# Short problem A
Extract everything from "## jvossman (Jan" down to "(Nov 12, 2004)" from the forum thread on narrow cyclocross tires, and keep the wording unchanged.

# Extract provided
# skinniest cyclocross tires available



## jvossman (Jan 10, 2005)

Hi, I know there are 28s out there, anything smaller? Thanks in advance.

John Voss
Miami FL


----------



## jmeerse (Nov 12, 2004)

*Conti and Vittoria*

The Continental Cross Attack tubular is listed at 700x27, as are the Vittoria Master Cross and Tigre Cross (the older, green Vittorias). Of course, what the tire is listed at may not be what it truly measures.

John




jvossman said:


> Hi, I know there are 28s out there, anything smaller? Thanks in advance.
> 
> John Voss
> Miami FL


----------



## jroden (Jun 15, 2004)

of those three, the cross attack is the narrowest, with a bunch or small square knobs, while the el tigre has wide spaced knobs. I agree with the Mainer (above, has log skidder parked on front lawn right now) re: the general narrowness of these tires.


----------



## SteveCnj (Oct 6, 2003)

jvossman said:


> Hi, I know there are 28s out there, anything smaller? Thanks in advance.
> 
> John Voss
> Miami FL


Vredestein Campo Cross are listed as 700 x 28, but they seem more like 25 or 26 to me. Very narrow, and you can run them up to 110 psi if you want to occasionally ride them on the road.


----------



## tube_ee (Aug 25, 2003)

WHY!!??!! Have you got a pair of wheels you're really mad at?

--Shannon


----------



## MShaw (Jun 7, 2003)

tube_ee said:


> WHY!!??!! Have you got a pair of wheels you're really mad at?

# Short problem B
Copy everything in the listing below from the line containing "Localize each UI" down to the line containing "plus-marker (611, 789, 618, 796)", with both of those lines included. Leave the pictures out.

# Data lines
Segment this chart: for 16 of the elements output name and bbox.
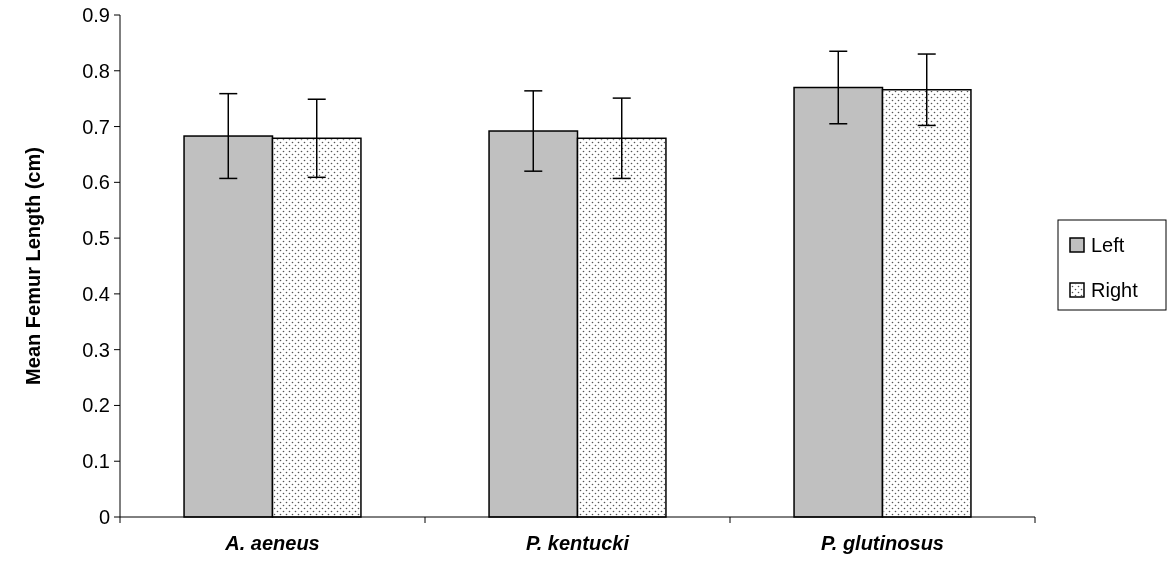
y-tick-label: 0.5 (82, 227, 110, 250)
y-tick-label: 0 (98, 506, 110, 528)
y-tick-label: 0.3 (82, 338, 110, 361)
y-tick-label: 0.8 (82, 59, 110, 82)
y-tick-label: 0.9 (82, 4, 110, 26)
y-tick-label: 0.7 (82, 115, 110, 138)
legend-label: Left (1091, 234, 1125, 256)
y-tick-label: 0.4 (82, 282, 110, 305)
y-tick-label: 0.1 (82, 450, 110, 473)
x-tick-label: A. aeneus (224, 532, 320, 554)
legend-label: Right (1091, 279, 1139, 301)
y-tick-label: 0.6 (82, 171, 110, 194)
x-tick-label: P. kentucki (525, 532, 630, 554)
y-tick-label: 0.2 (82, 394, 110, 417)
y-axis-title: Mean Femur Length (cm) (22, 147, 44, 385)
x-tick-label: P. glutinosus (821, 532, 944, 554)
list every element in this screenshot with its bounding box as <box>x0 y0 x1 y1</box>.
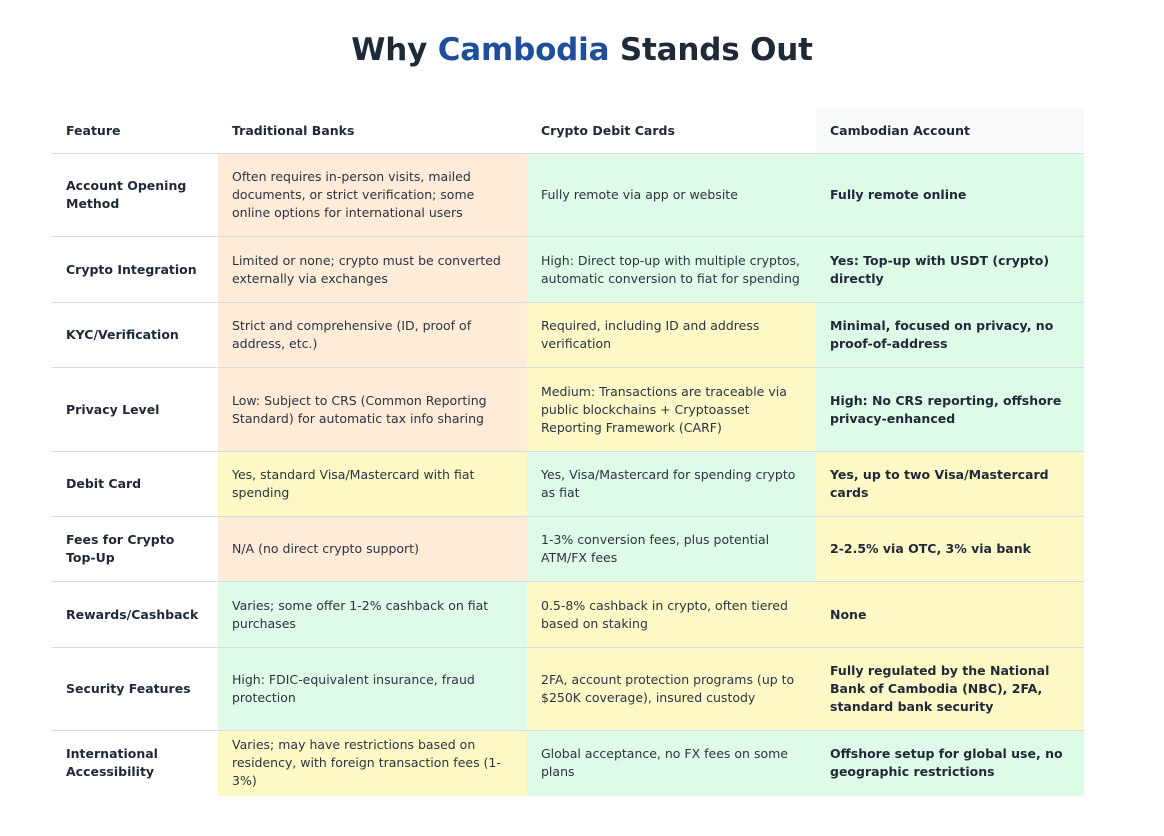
...
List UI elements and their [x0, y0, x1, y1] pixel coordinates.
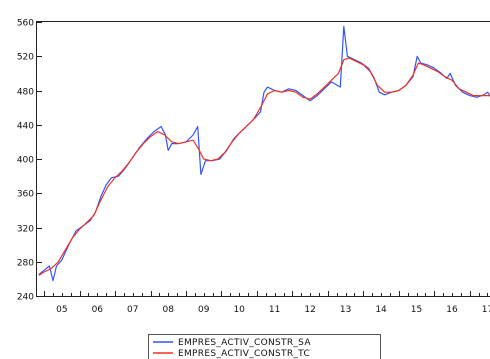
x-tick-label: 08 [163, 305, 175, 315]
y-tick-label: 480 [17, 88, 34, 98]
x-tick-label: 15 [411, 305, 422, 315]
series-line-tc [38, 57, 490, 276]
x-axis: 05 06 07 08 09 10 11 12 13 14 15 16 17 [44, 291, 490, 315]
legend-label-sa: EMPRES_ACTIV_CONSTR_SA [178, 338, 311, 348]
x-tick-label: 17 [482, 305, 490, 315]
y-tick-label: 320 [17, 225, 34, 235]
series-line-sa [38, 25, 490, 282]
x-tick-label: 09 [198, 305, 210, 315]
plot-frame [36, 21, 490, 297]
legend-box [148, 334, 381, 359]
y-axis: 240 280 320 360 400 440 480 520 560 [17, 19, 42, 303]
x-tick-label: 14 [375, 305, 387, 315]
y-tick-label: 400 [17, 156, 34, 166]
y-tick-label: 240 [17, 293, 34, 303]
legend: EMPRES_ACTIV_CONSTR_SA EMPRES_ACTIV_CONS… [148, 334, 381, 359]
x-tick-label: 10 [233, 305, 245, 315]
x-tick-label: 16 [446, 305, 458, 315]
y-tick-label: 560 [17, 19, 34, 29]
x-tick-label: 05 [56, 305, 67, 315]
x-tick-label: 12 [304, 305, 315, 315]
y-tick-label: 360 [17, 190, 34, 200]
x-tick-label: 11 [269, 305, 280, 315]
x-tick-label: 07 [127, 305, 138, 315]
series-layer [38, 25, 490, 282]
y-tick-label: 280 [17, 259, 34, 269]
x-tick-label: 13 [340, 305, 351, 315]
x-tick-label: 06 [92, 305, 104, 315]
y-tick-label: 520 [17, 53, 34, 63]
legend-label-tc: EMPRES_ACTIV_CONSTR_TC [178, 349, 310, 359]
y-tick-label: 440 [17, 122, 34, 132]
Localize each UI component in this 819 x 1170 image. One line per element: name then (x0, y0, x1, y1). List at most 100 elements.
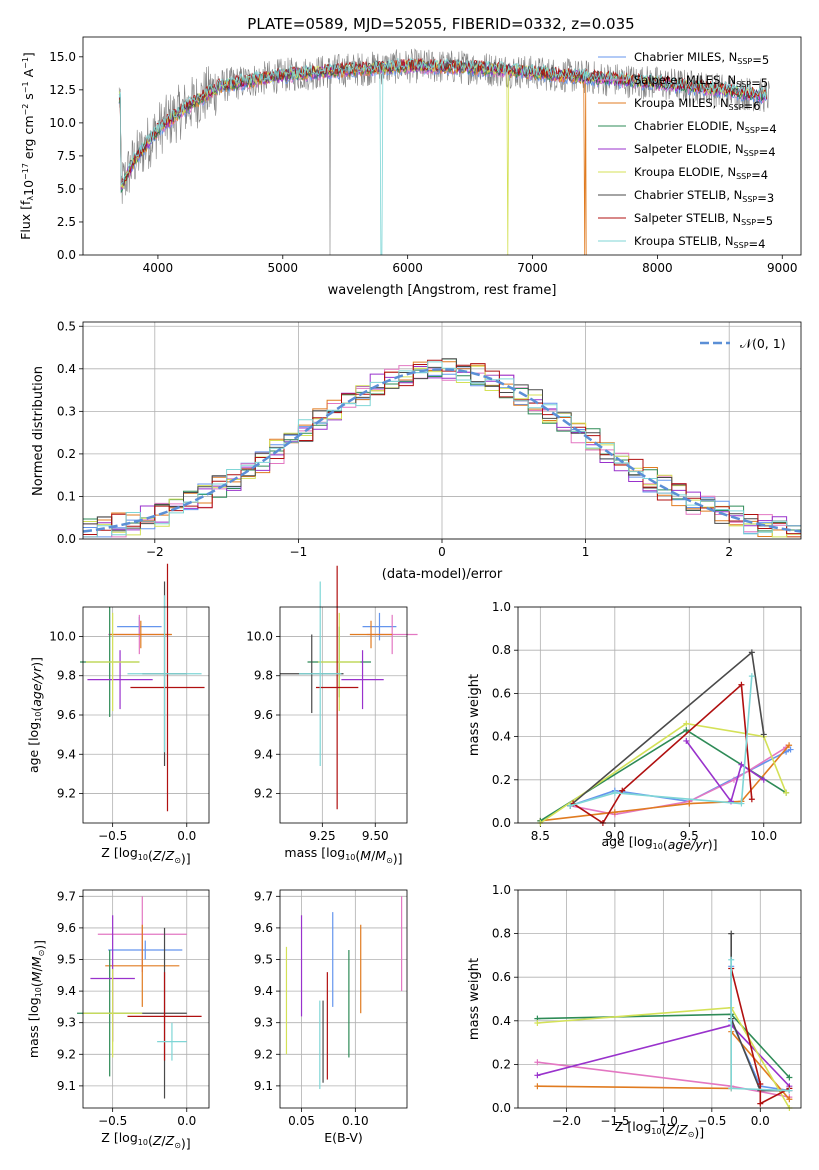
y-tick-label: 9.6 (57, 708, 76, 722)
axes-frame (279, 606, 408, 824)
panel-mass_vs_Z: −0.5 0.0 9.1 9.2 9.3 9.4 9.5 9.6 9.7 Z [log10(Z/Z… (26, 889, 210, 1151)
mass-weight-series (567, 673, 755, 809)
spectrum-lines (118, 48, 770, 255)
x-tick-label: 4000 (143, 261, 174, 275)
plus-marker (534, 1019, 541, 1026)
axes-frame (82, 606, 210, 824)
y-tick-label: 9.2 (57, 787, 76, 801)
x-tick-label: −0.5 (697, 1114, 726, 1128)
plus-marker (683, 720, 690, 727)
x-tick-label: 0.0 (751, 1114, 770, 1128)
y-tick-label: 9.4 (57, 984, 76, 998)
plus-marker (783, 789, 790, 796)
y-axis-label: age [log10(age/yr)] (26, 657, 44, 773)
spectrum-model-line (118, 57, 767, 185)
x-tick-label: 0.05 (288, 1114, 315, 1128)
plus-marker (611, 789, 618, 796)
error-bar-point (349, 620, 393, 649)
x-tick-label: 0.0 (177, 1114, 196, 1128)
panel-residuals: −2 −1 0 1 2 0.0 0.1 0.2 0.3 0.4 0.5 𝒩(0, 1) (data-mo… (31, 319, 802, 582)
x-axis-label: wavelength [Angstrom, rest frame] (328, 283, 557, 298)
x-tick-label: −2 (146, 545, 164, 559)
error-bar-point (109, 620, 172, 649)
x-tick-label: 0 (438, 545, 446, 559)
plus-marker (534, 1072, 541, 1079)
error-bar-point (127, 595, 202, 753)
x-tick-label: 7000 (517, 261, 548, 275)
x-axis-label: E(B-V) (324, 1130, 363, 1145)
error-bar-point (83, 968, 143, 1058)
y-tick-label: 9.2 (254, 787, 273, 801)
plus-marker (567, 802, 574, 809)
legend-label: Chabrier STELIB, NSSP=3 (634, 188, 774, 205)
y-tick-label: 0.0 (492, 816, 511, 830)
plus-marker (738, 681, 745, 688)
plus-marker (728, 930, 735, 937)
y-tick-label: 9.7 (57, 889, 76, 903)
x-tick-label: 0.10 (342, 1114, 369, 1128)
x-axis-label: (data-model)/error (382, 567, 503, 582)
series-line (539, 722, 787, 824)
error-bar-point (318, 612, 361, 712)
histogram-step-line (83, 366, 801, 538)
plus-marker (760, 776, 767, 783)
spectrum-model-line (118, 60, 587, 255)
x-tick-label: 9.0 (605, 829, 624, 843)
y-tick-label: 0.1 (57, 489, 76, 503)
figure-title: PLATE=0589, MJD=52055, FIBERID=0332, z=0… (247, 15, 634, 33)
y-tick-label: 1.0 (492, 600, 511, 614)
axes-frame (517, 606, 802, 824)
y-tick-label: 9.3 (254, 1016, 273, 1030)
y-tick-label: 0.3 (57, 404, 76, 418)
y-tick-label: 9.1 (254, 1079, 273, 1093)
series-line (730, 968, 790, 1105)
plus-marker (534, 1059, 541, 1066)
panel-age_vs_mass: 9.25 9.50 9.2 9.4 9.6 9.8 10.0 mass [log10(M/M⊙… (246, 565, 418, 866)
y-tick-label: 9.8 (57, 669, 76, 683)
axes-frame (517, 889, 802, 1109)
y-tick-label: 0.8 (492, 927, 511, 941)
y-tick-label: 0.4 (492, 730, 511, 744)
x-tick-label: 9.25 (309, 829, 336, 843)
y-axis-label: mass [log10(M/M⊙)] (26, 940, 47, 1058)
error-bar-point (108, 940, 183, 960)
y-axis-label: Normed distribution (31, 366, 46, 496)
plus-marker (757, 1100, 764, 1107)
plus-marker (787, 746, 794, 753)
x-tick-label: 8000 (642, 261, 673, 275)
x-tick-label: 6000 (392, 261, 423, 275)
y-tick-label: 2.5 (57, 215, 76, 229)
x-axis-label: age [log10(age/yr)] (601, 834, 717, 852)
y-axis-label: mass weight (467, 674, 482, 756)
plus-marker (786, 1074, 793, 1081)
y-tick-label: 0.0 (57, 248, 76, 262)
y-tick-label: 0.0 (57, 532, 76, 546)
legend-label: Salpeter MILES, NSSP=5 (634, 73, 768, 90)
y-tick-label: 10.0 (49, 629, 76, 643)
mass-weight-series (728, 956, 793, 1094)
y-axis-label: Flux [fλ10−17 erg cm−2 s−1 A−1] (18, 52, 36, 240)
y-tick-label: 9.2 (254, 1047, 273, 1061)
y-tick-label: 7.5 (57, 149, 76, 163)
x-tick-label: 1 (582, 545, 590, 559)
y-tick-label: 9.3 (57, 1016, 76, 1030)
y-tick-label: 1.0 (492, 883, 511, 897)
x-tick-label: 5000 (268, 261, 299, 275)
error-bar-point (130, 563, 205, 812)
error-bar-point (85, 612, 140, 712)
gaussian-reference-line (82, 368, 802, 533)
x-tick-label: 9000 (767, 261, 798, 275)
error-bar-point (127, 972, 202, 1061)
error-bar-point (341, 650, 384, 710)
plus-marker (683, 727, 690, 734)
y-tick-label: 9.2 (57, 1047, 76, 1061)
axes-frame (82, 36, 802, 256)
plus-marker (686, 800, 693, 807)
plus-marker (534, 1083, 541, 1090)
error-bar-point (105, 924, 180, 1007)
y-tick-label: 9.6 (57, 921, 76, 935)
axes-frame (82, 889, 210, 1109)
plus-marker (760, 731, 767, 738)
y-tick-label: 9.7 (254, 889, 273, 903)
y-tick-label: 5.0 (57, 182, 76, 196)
---
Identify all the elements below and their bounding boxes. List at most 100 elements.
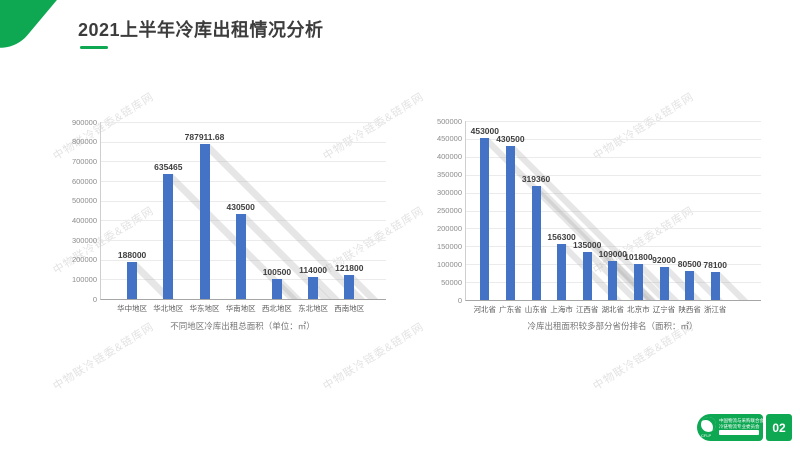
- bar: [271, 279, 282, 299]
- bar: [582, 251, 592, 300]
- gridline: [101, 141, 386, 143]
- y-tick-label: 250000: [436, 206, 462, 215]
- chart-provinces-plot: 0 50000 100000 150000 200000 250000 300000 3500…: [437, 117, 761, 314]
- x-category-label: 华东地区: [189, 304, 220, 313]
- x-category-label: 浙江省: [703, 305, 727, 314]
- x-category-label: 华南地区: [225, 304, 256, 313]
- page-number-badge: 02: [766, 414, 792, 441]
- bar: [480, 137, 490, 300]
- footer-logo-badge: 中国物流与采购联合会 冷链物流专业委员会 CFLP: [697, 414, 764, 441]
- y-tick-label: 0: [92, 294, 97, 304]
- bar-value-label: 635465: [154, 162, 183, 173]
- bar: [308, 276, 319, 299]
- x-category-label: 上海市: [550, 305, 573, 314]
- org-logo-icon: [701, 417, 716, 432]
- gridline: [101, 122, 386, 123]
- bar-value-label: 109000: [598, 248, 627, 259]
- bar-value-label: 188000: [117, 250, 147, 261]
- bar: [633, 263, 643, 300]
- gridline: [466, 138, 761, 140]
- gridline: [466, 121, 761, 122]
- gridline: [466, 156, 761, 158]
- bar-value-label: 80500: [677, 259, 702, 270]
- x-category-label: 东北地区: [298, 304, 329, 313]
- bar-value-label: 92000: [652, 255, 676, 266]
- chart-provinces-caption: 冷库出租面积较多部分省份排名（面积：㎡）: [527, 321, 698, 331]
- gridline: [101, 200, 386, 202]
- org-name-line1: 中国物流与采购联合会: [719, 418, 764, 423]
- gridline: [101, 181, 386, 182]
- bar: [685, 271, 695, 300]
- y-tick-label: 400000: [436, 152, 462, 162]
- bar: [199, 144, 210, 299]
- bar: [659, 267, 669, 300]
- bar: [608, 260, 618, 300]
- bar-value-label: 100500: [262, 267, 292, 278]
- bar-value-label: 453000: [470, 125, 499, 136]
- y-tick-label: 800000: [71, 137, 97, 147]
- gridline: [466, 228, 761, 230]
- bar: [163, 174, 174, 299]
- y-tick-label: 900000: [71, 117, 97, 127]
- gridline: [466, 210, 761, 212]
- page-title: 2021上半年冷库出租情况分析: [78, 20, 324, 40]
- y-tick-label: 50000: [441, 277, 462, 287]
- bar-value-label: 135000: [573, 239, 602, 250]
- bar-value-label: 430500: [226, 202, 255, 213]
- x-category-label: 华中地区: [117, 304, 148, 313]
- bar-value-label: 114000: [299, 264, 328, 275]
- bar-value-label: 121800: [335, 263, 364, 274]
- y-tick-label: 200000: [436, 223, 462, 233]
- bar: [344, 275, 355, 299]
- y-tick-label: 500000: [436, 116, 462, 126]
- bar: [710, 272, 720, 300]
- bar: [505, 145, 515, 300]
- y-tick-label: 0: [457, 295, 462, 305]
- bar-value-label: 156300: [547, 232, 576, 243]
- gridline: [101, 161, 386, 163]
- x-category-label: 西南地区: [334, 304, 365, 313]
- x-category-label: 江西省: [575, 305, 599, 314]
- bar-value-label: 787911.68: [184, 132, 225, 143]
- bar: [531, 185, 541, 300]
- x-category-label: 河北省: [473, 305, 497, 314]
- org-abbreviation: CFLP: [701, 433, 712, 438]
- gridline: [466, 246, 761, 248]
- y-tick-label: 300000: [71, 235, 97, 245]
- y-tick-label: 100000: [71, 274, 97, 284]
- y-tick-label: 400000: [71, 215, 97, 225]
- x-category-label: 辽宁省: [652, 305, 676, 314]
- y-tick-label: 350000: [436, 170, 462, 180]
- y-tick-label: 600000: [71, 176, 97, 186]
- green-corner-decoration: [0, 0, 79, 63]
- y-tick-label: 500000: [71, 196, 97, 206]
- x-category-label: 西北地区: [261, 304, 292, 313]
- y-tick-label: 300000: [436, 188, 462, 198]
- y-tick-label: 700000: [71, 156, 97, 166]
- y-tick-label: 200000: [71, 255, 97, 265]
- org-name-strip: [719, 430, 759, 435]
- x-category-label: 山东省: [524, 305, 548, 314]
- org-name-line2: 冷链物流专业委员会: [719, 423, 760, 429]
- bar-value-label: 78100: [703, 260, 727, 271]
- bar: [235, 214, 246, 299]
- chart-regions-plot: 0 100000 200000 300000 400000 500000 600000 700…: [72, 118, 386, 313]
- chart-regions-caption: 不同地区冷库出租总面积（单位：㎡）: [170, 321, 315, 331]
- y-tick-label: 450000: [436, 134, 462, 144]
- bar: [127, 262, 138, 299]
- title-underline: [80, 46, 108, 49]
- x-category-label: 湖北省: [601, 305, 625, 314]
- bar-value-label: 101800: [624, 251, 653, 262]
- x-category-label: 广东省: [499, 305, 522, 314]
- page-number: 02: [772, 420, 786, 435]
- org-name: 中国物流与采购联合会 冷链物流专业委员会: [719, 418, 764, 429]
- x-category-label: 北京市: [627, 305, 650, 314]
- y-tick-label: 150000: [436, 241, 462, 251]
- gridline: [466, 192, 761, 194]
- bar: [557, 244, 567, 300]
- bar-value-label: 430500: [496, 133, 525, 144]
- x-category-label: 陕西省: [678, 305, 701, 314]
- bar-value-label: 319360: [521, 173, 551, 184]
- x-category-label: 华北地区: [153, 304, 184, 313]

# Task result A
## jvossman (Jan 10, 2005)

Hi, I know there are 28s out there, anything smaller? Thanks in advance.

John Voss
Miami FL


----------



## jmeerse (Nov 12, 2004)

# Task result B
Localize each UI component in this 819 x 1170 image. One line per element: name then (x0, y0, x1, y1). List at most 100 elements.
y-tick-label: 9.6 (57, 708, 76, 722)
axes-frame (279, 606, 408, 824)
panel-mass_vs_Z: −0.5 0.0 9.1 9.2 9.3 9.4 9.5 9.6 9.7 Z [log10(Z/Z… (26, 889, 210, 1151)
mass-weight-series (567, 673, 755, 809)
spectrum-lines (118, 48, 770, 255)
x-tick-label: 4000 (143, 261, 174, 275)
plus-marker (534, 1019, 541, 1026)
axes-frame (82, 606, 210, 824)
y-tick-label: 9.2 (57, 787, 76, 801)
x-tick-label: −0.5 (697, 1114, 726, 1128)
plus-marker (683, 720, 690, 727)
x-tick-label: 0.0 (751, 1114, 770, 1128)
y-tick-label: 9.4 (57, 984, 76, 998)
plus-marker (783, 789, 790, 796)
y-axis-label: age [log10(age/yr)] (26, 657, 44, 773)
spectrum-model-line (118, 57, 767, 185)
x-tick-label: 0.05 (288, 1114, 315, 1128)
plus-marker (611, 789, 618, 796)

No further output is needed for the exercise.